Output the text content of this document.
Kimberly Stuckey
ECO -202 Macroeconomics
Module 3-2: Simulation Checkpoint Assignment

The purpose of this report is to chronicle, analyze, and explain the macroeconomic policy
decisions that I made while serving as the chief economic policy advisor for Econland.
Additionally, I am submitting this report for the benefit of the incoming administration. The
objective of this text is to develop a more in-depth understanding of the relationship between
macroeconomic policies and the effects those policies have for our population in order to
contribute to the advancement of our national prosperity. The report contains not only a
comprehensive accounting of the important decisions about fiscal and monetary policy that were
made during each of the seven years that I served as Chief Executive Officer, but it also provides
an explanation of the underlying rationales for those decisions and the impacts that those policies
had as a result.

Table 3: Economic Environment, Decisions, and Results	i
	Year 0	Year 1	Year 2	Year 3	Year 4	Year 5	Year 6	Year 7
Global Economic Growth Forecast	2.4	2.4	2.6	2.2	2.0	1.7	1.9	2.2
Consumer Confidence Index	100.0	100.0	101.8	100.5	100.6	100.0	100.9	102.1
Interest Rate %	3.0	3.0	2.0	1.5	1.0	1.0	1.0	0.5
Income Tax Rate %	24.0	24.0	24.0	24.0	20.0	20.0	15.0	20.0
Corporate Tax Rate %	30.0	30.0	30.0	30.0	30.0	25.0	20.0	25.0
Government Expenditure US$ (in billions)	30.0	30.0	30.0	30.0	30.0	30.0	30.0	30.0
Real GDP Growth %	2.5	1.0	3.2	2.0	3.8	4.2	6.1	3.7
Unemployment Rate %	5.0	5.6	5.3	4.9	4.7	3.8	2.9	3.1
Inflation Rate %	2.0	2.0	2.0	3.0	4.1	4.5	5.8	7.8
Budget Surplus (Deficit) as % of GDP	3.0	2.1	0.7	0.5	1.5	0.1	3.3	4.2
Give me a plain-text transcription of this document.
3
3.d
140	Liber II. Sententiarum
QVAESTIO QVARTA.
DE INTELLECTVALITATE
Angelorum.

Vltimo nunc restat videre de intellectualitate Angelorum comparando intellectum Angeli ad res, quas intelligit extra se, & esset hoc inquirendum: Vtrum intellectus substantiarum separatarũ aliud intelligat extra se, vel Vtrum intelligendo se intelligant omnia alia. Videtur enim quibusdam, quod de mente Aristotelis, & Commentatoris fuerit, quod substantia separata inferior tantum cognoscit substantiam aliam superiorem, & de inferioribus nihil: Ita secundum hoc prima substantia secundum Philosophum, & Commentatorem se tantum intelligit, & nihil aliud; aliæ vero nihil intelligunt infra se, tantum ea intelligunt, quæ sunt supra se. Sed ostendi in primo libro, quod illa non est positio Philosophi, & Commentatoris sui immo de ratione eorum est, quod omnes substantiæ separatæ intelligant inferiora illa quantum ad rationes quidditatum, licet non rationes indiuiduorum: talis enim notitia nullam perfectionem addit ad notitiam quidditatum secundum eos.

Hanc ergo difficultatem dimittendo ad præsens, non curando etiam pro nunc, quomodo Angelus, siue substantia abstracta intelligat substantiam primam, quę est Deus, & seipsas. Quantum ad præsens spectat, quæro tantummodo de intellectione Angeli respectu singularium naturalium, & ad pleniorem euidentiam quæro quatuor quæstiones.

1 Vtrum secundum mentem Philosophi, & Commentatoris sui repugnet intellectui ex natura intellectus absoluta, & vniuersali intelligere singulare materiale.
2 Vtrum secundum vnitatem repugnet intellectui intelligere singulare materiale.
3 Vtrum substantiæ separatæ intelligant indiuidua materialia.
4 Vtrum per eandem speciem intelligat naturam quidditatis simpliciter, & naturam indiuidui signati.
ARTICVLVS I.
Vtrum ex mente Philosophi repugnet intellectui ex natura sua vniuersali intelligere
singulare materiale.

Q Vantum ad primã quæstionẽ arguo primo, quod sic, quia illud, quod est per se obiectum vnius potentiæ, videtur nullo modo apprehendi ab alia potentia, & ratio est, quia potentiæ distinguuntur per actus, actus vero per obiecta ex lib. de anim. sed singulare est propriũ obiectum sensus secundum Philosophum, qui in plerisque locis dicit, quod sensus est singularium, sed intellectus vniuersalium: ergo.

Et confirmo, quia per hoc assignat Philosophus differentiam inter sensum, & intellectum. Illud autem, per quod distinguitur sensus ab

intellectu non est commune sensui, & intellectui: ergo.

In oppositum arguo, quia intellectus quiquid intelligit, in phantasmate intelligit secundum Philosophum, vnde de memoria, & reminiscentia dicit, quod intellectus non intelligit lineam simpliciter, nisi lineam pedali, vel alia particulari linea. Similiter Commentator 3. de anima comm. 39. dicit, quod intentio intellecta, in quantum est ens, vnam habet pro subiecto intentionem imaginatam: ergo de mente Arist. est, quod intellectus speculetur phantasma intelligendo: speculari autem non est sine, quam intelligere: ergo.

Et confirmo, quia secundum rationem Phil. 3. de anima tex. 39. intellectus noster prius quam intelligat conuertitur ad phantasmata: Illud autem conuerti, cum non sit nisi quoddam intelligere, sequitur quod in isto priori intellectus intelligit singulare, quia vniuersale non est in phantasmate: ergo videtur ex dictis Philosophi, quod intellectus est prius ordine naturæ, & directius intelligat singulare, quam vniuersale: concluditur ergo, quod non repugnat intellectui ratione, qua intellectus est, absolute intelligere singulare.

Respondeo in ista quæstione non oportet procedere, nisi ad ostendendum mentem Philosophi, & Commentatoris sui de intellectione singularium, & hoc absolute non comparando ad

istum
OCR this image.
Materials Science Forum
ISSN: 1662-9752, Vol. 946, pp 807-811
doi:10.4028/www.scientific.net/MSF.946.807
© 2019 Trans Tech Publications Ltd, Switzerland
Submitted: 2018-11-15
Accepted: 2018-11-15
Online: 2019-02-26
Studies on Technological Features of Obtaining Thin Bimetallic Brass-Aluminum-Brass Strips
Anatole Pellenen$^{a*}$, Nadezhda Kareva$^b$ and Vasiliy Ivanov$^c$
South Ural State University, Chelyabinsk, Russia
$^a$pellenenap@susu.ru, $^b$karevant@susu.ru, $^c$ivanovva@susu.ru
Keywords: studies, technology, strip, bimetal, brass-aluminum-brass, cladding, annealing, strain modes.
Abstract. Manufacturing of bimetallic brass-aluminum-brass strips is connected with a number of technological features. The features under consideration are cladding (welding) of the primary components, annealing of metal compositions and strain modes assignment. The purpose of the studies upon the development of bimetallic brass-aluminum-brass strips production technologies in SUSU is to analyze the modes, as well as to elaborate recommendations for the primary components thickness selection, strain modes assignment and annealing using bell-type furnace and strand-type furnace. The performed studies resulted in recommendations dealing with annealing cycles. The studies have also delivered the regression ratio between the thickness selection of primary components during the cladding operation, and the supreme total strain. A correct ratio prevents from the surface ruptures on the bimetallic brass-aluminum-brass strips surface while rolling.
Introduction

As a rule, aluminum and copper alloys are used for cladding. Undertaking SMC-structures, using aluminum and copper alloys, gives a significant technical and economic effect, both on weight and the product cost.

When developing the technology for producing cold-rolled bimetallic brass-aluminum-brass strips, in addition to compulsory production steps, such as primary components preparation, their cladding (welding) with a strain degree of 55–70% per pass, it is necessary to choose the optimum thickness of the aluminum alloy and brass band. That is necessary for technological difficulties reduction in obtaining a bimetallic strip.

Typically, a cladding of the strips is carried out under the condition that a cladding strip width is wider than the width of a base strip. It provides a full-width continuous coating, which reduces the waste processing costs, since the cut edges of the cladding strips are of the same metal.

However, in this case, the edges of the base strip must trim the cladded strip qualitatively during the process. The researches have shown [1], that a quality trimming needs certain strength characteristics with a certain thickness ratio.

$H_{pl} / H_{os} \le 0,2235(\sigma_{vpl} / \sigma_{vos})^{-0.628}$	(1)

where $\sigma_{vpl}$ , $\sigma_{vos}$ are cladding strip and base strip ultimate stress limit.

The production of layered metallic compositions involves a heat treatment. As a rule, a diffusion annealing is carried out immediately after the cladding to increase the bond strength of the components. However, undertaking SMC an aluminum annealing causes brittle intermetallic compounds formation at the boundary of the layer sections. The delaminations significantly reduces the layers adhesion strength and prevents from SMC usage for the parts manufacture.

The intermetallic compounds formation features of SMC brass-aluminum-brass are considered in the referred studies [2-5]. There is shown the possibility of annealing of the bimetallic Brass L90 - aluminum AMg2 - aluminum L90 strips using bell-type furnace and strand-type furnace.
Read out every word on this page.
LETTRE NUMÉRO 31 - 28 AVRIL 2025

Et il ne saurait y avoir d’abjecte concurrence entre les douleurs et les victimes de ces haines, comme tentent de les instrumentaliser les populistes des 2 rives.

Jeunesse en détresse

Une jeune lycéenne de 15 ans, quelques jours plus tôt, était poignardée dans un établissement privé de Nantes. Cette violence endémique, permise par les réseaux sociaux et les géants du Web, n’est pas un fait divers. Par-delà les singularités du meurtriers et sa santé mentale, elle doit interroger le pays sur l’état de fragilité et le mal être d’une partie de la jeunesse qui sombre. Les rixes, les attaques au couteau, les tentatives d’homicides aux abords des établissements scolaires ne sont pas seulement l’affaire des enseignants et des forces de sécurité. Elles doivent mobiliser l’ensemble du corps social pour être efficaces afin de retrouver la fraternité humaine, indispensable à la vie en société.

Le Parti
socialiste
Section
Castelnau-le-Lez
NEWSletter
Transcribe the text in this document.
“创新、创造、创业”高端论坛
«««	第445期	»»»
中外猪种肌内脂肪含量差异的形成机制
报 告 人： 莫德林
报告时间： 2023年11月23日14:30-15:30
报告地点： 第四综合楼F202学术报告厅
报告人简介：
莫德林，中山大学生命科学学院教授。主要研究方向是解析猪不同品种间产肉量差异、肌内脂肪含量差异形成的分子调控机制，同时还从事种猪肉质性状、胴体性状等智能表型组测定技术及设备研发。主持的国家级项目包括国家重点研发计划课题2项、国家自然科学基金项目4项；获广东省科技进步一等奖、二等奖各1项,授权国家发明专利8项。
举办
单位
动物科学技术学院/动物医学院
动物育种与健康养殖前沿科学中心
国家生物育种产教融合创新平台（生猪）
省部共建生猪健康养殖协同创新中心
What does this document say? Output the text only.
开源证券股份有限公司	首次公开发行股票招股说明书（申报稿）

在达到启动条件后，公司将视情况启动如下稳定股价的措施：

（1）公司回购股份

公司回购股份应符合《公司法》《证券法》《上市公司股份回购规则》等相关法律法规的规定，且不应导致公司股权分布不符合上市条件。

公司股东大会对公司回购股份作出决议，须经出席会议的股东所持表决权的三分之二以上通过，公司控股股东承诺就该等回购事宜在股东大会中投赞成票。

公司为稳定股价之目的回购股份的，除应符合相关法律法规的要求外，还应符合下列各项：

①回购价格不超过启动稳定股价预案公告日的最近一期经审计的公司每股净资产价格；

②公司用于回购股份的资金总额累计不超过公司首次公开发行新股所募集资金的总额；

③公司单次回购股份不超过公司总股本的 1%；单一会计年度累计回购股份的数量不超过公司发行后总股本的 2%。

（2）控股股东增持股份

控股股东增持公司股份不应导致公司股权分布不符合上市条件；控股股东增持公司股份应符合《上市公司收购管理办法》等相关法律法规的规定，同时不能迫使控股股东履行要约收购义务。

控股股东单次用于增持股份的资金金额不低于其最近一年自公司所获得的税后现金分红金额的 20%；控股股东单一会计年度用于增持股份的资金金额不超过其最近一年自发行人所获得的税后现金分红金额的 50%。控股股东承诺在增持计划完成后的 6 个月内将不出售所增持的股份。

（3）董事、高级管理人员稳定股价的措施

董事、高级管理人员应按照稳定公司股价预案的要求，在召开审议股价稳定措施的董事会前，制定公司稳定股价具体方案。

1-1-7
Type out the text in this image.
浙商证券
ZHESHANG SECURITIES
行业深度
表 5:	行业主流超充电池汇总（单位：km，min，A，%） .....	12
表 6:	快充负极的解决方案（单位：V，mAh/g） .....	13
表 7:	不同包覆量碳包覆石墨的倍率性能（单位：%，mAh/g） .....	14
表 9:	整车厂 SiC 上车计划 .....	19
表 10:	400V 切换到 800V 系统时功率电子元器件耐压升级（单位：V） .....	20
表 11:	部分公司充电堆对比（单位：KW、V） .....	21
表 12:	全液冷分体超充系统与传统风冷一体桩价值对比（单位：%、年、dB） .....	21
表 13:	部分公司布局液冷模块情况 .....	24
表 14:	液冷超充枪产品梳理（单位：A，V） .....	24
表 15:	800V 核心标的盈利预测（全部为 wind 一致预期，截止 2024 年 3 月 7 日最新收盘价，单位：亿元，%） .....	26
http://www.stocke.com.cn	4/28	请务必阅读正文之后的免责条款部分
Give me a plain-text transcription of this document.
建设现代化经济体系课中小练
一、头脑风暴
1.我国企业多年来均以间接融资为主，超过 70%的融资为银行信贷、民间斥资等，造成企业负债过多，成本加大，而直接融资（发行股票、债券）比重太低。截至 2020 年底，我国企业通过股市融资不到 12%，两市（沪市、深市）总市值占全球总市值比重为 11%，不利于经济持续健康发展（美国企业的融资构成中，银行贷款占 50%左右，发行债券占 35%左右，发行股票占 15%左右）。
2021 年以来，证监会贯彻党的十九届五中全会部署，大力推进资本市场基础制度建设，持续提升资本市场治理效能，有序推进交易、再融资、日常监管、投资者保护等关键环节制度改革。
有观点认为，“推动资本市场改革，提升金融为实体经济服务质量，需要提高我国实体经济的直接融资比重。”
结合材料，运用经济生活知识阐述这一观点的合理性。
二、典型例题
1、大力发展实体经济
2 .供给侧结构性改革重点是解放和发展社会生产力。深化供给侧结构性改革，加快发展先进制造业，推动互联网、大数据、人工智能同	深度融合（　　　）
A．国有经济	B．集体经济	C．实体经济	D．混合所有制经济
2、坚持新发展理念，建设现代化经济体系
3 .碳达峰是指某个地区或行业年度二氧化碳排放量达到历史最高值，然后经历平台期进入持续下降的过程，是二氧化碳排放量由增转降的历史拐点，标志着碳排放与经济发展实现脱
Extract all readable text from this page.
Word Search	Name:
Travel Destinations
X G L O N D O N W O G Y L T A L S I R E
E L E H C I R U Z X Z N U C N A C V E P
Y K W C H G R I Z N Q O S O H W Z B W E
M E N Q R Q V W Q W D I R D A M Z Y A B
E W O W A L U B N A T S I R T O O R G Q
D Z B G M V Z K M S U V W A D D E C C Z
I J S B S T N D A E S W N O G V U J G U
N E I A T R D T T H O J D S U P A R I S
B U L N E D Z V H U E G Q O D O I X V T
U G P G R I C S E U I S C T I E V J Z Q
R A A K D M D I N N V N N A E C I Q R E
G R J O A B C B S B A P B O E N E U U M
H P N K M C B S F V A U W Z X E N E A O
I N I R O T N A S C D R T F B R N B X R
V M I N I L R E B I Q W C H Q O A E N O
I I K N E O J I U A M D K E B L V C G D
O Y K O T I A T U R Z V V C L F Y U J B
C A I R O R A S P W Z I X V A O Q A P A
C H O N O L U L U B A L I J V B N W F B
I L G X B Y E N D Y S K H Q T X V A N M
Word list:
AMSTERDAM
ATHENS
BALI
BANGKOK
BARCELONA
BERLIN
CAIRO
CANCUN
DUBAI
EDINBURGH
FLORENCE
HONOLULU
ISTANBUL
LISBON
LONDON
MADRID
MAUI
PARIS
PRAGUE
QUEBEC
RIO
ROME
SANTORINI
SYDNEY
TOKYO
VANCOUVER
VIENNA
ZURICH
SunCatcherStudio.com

▸ Given request
Copy in full each line that holds the word "nisi".

▸ Response to this exercise
In oppositum arguo, quia intellectus quiquid intelligit, in phantasmate intelligit secundum Philosophum, vnde de memoria, & reminiscentia dicit, quod intellectus non intelligit lineam simpliciter, nisi lineam pedali, vel alia particulari linea. Similiter Commentator 3. de anima comm. 39. dicit, quod intentio intellecta, in quantum est ens, vnam habet pro subiecto intentionem imaginatam: ergo de mente Arist. est, quod intellectus speculetur phantasma intelligendo: speculari autem non est sine, quam intelligere: ergo.
Et confirmo, quia secundum rationem Phil. 3. de anima tex. 39. intellectus noster prius quam intelligat conuertitur ad phantasmata: Illud autem conuerti, cum non sit nisi quoddam intelligere, sequitur quod in isto priori intellectus intelligit singulare, quia vniuersale non est in phantasmate: ergo videtur ex dictis Philosophi, quod intellectus est prius ordine naturæ, & directius intelligat singulare, quam vniuersale: concluditur ergo, quod non repugnat intellectui ratione, qua intellectus est, absolute intelligere singulare.
Respondeo in ista quæstione non oportet procedere, nisi ad ostendendum mentem Philosophi, & Commentatoris sui de intellectione singularium, & hoc absolute non comparando ad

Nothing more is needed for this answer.